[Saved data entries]
§ §

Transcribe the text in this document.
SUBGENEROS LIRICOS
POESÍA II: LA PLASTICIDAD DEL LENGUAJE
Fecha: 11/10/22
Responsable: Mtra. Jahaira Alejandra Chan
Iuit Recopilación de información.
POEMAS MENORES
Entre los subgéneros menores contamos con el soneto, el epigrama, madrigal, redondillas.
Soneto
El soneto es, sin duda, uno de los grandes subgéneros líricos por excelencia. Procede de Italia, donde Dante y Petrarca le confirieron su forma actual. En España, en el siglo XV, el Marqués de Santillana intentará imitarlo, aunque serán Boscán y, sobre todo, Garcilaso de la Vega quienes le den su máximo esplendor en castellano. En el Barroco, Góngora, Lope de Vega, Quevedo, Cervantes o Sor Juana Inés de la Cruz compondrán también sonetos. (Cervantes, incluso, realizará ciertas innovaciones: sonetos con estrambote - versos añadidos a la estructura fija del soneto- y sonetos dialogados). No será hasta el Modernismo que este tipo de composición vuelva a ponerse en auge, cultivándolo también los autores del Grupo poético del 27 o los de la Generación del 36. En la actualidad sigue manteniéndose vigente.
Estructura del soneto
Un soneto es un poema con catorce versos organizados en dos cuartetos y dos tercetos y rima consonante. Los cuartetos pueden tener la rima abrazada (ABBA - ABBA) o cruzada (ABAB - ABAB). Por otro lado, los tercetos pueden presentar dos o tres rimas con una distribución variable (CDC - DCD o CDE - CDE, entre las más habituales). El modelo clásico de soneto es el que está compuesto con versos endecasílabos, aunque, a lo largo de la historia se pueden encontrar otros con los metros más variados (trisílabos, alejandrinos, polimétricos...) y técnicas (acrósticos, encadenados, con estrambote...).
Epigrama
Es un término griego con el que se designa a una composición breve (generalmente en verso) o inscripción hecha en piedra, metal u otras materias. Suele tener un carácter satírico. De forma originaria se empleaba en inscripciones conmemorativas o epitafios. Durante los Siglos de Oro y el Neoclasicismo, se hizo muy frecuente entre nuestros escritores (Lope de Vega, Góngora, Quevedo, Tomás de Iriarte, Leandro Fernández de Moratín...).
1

§ §

**Exercise aim**
From the data above, show each line that contains "composición".

**Response**
El soneto es, sin duda, uno de los grandes subgéneros líricos por excelencia. Procede de Italia, donde Dante y Petrarca le confirieron su forma actual. En España, en el siglo XV, el Marqués de Santillana intentará imitarlo, aunque serán Boscán y, sobre todo, Garcilaso de la Vega quienes le den su máximo esplendor en castellano. En el Barroco, Góngora, Lope de Vega, Quevedo, Cervantes o Sor Juana Inés de la Cruz compondrán también sonetos. (Cervantes, incluso, realizará ciertas innovaciones: sonetos con estrambote - versos añadidos a la estructura fija del soneto- y sonetos dialogados). No será hasta el Modernismo que este tipo de composición vuelva a ponerse en auge, cultivándolo también los autores del Grupo poético del 27 o los de la Generación del 36. En la actualidad sigue manteniéndose vigente.
Es un término griego con el que se designa a una composición breve (generalmente en verso) o inscripción hecha en piedra, metal u otras materias. Suele tener un carácter satírico. De forma originaria se empleaba en inscripciones conmemorativas o epitafios. Durante los Siglos de Oro y el Neoclasicismo, se hizo muy frecuente entre nuestros escritores (Lope de Vega, Góngora, Quevedo, Tomás de Iriarte, Leandro Fernández de Moratín...).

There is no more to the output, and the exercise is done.